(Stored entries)
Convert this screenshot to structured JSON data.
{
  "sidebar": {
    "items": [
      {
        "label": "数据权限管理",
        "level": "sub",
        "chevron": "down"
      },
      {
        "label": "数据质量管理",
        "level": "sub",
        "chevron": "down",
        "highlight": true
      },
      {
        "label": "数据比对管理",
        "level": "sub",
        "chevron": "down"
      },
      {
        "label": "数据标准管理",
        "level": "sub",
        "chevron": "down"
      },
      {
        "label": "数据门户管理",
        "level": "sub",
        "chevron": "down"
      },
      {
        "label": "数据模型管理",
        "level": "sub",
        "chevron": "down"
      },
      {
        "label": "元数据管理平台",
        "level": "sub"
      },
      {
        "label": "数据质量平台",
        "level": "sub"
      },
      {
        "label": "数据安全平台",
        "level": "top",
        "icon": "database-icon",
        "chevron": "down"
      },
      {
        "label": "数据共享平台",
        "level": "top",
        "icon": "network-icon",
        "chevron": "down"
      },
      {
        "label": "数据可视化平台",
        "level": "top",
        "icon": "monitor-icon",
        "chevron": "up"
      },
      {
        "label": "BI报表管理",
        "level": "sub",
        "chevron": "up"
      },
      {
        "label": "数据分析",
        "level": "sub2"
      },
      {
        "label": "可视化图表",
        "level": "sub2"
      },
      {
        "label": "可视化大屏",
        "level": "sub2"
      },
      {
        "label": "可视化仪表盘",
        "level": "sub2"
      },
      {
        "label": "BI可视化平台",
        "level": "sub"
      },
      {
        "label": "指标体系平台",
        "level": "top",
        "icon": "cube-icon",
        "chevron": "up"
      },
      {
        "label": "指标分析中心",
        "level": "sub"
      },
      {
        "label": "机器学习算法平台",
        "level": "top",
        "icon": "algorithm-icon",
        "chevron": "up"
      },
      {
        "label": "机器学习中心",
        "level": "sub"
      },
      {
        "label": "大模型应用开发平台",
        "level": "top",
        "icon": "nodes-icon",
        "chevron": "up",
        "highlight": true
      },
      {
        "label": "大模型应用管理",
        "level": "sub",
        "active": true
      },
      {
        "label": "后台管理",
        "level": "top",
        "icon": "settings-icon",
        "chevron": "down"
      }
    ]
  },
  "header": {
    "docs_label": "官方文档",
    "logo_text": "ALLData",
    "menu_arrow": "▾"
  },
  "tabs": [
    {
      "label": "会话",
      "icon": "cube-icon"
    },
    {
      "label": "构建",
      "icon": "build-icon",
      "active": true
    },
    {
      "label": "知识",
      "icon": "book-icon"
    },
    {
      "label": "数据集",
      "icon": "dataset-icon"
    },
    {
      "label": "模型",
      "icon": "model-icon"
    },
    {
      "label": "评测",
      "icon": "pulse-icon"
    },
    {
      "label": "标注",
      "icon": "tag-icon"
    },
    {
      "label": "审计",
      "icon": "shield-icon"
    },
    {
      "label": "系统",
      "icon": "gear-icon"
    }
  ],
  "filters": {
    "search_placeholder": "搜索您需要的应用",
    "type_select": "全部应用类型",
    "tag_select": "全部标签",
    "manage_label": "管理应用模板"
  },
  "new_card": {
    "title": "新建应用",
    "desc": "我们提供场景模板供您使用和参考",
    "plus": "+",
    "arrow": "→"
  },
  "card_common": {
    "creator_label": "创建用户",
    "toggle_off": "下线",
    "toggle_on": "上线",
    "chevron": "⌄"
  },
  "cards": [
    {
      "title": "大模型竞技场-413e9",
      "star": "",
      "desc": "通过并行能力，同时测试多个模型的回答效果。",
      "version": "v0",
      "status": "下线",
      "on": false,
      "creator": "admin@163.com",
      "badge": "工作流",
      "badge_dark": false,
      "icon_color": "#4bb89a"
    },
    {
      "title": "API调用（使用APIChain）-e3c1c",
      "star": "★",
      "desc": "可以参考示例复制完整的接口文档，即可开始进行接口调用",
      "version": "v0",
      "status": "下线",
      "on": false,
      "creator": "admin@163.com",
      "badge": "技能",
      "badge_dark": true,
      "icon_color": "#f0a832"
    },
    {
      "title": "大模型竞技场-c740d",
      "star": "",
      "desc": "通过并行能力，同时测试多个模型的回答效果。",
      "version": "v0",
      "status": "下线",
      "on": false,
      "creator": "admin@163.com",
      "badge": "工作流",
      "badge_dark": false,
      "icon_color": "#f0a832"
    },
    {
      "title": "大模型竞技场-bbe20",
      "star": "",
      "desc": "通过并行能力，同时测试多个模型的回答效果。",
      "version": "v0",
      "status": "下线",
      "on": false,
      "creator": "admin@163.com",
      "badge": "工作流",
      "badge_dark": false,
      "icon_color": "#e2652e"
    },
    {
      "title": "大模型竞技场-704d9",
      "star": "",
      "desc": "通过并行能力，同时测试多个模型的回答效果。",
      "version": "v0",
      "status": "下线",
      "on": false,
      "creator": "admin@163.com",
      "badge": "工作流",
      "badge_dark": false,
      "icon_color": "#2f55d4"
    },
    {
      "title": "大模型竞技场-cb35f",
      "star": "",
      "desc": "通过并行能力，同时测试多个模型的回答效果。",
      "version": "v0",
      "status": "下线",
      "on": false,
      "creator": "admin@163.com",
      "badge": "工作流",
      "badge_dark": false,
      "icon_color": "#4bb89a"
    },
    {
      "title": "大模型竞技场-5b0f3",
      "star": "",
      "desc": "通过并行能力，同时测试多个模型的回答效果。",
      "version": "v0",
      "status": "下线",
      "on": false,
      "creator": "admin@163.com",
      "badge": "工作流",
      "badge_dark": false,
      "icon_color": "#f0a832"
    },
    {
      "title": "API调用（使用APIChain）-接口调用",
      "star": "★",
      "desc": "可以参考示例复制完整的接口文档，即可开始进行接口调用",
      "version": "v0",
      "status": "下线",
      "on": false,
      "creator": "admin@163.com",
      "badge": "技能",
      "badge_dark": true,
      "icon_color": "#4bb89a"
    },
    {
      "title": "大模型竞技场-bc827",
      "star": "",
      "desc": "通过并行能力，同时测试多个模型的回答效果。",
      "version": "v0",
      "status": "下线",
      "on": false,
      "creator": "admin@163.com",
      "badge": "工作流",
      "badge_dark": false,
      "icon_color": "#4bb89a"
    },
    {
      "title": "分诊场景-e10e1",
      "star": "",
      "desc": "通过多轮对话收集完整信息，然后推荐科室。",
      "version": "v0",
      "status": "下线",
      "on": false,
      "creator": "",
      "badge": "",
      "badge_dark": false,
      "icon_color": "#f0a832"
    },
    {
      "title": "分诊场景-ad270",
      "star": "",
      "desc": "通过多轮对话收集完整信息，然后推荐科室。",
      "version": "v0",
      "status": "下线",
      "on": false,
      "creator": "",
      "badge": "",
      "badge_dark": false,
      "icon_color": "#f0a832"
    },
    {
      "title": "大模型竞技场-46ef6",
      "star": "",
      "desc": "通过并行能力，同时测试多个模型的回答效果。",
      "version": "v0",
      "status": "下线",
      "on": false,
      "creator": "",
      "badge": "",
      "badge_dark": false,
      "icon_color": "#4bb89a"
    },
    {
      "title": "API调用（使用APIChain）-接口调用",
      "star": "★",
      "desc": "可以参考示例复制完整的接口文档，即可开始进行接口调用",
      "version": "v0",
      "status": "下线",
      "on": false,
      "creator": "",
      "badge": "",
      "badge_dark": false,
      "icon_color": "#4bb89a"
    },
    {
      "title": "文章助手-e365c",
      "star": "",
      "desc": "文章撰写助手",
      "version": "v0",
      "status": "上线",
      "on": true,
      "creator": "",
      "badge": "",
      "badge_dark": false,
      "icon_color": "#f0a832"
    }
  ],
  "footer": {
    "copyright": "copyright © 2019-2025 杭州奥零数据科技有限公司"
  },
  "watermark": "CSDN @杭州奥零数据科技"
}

§ **What the task asks**
Reproduce all the data word for word.

§ **Answer to this task**
Convert this screenshot to structured JSON data.
{
  "sidebar": {
    "items": [
      {
        "label": "数据权限管理",
        "level": "sub",
        "chevron": "down"
      },
      {
        "label": "数据质量管理",
        "level": "sub",
        "chevron": "down",
        "highlight": true
      },
      {
        "label": "数据比对管理",
        "level": "sub",
        "chevron": "down"
      },
      {
        "label": "数据标准管理",
        "level": "sub",
        "chevron": "down"
      },
      {
        "label": "数据门户管理",
        "level": "sub",
        "chevron": "down"
      },
      {
        "label": "数据模型管理",
        "level": "sub",
        "chevron": "down"
      },
      {
        "label": "元数据管理平台",
        "level": "sub"
      },
      {
        "label": "数据质量平台",
        "level": "sub"
      },
      {
        "label": "数据安全平台",
        "level": "top",
        "icon": "database-icon",
        "chevron": "down"
      },
      {
        "label": "数据共享平台",
        "level": "top",
        "icon": "network-icon",
        "chevron": "down"
      },
      {
        "label": "数据可视化平台",
        "level": "top",
        "icon": "monitor-icon",
        "chevron": "up"
      },
      {
        "label": "BI报表管理",
        "level": "sub",
        "chevron": "up"
      },
      {
        "label": "数据分析",
        "level": "sub2"
      },
      {
        "label": "可视化图表",
        "level": "sub2"
      },
      {
        "label": "可视化大屏",
        "level": "sub2"
      },
      {
        "label": "可视化仪表盘",
        "level": "sub2"
      },
      {
        "label": "BI可视化平台",
        "level": "sub"
      },
      {
        "label": "指标体系平台",
        "level": "top",
        "icon": "cube-icon",
        "chevron": "up"
      },
      {
        "label": "指标分析中心",
        "level": "sub"
      },
      {
        "label": "机器学习算法平台",
        "level": "top",
        "icon": "algorithm-icon",
        "chevron": "up"
      },
      {
        "label": "机器学习中心",
        "level": "sub"
      },
      {
        "label": "大模型应用开发平台",
        "level": "top",
        "icon": "nodes-icon",
        "chevron": "up",
        "highlight": true
      },
      {
        "label": "大模型应用管理",
        "level": "sub",
        "active": true
      },
      {
        "label": "后台管理",
        "level": "top",
        "icon": "settings-icon",
        "chevron": "down"
      }
    ]
  },
  "header": {
    "docs_label": "官方文档",
    "logo_text": "ALLData",
    "menu_arrow": "▾"
  },
  "tabs": [
    {
      "label": "会话",
      "icon": "cube-icon"
    },
    {
      "label": "构建",
      "icon": "build-icon",
      "active": true
    },
    {
      "label": "知识",
      "icon": "book-icon"
    },
    {
      "label": "数据集",
      "icon": "dataset-icon"
    },
    {
      "label": "模型",
      "icon": "model-icon"
    },
    {
      "label": "评测",
      "icon": "pulse-icon"
    },
    {
      "label": "标注",
      "icon": "tag-icon"
    },
    {
      "label": "审计",
      "icon": "shield-icon"
    },
    {
      "label": "系统",
      "icon": "gear-icon"
    }
  ],
  "filters": {
    "search_placeholder": "搜索您需要的应用",
    "type_select": "全部应用类型",
    "tag_select": "全部标签",
    "manage_label": "管理应用模板"
  },
  "new_card": {
    "title": "新建应用",
    "desc": "我们提供场景模板供您使用和参考",
    "plus": "+",
    "arrow": "→"
  },
  "card_common": {
    "creator_label": "创建用户",
    "toggle_off": "下线",
    "toggle_on": "上线",
    "chevron": "⌄"
  },
  "cards": [
    {
      "title": "大模型竞技场-413e9",
      "star": "",
      "desc": "通过并行能力，同时测试多个模型的回答效果。",
      "version": "v0",
      "status": "下线",
      "on": false,
      "creator": "admin@163.com",
      "badge": "工作流",
      "badge_dark": false,
      "icon_color": "#4bb89a"
    },
    {
      "title": "API调用（使用APIChain）-e3c1c",
      "star": "★",
      "desc": "可以参考示例复制完整的接口文档，即可开始进行接口调用",
      "version": "v0",
      "status": "下线",
      "on": false,
      "creator": "admin@163.com",
      "badge": "技能",
      "badge_dark": true,
      "icon_color": "#f0a832"
    },
    {
      "title": "大模型竞技场-c740d",
      "star": "",
      "desc": "通过并行能力，同时测试多个模型的回答效果。",
      "version": "v0",
      "status": "下线",
      "on": false,
      "creator": "admin@163.com",
      "badge": "工作流",
      "badge_dark": false,
      "icon_color": "#f0a832"
    },
    {
      "title": "大模型竞技场-bbe20",
      "star": "",
      "desc": "通过并行能力，同时测试多个模型的回答效果。",
      "version": "v0",
      "status": "下线",
      "on": false,
      "creator": "admin@163.com",
      "badge": "工作流",
      "badge_dark": false,
      "icon_color": "#e2652e"
    },
    {
      "title": "大模型竞技场-704d9",
      "star": "",
      "desc": "通过并行能力，同时测试多个模型的回答效果。",
      "version": "v0",
      "status": "下线",
      "on": false,
      "creator": "admin@163.com",
      "badge": "工作流",
      "badge_dark": false,
      "icon_color": "#2f55d4"
    },
    {
      "title": "大模型竞技场-cb35f",
      "star": "",
      "desc": "通过并行能力，同时测试多个模型的回答效果。",
      "version": "v0",
      "status": "下线",
      "on": false,
      "creator": "admin@163.com",
      "badge": "工作流",
      "badge_dark": false,
      "icon_color": "#4bb89a"
    },
    {
      "title": "大模型竞技场-5b0f3",
      "star": "",
      "desc": "通过并行能力，同时测试多个模型的回答效果。",
      "version": "v0",
      "status": "下线",
      "on": false,
      "creator": "admin@163.com",
      "badge": "工作流",
      "badge_dark": false,
      "icon_color": "#f0a832"
    },
    {
      "title": "API调用（使用APIChain）-接口调用",
      "star": "★",
      "desc": "可以参考示例复制完整的接口文档，即可开始进行接口调用",
      "version": "v0",
      "status": "下线",
      "on": false,
      "creator": "admin@163.com",
      "badge": "技能",
      "badge_dark": true,
      "icon_color": "#4bb89a"
    },
    {
      "title": "大模型竞技场-bc827",
      "star": "",
      "desc": "通过并行能力，同时测试多个模型的回答效果。",
      "version": "v0",
      "status": "下线",
      "on": false,
      "creator": "admin@163.com",
      "badge": "工作流",
      "badge_dark": false,
      "icon_color": "#4bb89a"
    },
    {
      "title": "分诊场景-e10e1",
      "star": "",
      "desc": "通过多轮对话收集完整信息，然后推荐科室。",
      "version": "v0",
      "status": "下线",
      "on": false,
      "creator": "",
      "badge": "",
      "badge_dark": false,
      "icon_color": "#f0a832"
    },
    {
      "title": "分诊场景-ad270",
      "star": "",
      "desc": "通过多轮对话收集完整信息，然后推荐科室。",
      "version": "v0",
      "status": "下线",
      "on": false,
      "creator": "",
      "badge": "",
      "badge_dark": false,
      "icon_color": "#f0a832"
    },
    {
      "title": "大模型竞技场-46ef6",
      "star": "",
      "desc": "通过并行能力，同时测试多个模型的回答效果。",
      "version": "v0",
      "status": "下线",
      "on": false,
      "creator": "",
      "badge": "",
      "badge_dark": false,
      "icon_color": "#4bb89a"
    },
    {
      "title": "API调用（使用APIChain）-接口调用",
      "star": "★",
      "desc": "可以参考示例复制完整的接口文档，即可开始进行接口调用",
      "version": "v0",
      "status": "下线",
      "on": false,
      "creator": "",
      "badge": "",
      "badge_dark": false,
      "icon_color": "#4bb89a"
    },
    {
      "title": "文章助手-e365c",
      "star": "",
      "desc": "文章撰写助手",
      "version": "v0",
      "status": "上线",
      "on": true,
      "creator": "",
      "badge": "",
      "badge_dark": false,
      "icon_color": "#f0a832"
    }
  ],
  "footer": {
    "copyright": "copyright © 2019-2025 杭州奥零数据科技有限公司"
  },
  "watermark": "CSDN @杭州奥零数据科技"
}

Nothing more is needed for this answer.